**Aim of the task**
Extract every line of the rows below that contains the string "season", matching case exactly.

**Records supplied**

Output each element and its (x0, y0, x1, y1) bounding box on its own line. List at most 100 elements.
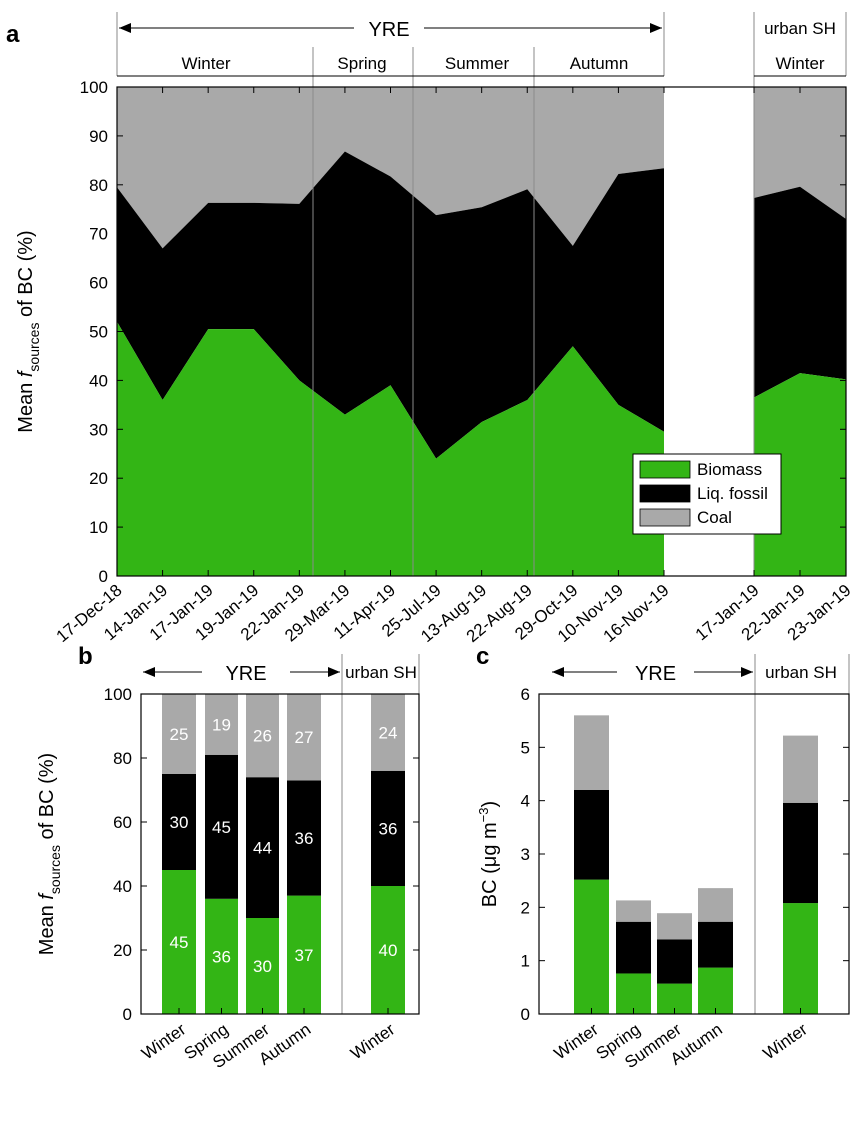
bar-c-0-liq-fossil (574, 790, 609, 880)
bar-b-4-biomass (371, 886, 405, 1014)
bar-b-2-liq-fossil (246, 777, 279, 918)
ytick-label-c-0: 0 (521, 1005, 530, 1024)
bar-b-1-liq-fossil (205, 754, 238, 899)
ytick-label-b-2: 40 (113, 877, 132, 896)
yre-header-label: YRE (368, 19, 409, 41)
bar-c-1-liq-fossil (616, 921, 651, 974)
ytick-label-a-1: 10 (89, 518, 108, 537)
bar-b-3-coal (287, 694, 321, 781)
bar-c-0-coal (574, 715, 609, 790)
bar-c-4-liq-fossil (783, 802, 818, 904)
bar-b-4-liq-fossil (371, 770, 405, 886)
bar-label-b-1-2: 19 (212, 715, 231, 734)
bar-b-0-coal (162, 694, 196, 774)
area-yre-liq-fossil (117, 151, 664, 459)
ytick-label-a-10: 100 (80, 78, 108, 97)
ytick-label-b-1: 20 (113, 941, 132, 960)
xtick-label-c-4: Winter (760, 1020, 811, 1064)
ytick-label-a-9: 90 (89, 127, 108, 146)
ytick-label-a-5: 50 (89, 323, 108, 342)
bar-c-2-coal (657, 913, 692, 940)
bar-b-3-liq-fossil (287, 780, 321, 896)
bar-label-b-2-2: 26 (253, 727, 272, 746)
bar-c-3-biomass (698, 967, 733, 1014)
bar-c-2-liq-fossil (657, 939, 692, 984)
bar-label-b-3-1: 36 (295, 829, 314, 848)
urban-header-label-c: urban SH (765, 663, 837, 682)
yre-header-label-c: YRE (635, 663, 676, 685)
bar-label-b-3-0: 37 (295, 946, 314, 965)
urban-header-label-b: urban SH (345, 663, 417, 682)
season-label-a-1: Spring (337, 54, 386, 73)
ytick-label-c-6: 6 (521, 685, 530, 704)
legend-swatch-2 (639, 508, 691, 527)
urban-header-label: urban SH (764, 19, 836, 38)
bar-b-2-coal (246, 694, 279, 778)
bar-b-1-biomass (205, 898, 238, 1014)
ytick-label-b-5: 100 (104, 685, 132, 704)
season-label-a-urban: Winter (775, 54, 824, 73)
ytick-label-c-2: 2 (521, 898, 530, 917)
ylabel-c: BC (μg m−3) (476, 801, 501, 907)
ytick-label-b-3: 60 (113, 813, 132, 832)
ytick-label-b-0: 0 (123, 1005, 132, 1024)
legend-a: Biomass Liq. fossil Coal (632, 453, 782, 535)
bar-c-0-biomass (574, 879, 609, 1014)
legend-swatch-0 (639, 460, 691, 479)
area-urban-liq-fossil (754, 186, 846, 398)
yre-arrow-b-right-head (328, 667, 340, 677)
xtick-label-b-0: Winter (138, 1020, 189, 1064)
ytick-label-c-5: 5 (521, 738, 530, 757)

**Written answer**
season-label-a-1: Spring (337, 54, 386, 73)
season-label-a-urban: Winter (775, 54, 824, 73)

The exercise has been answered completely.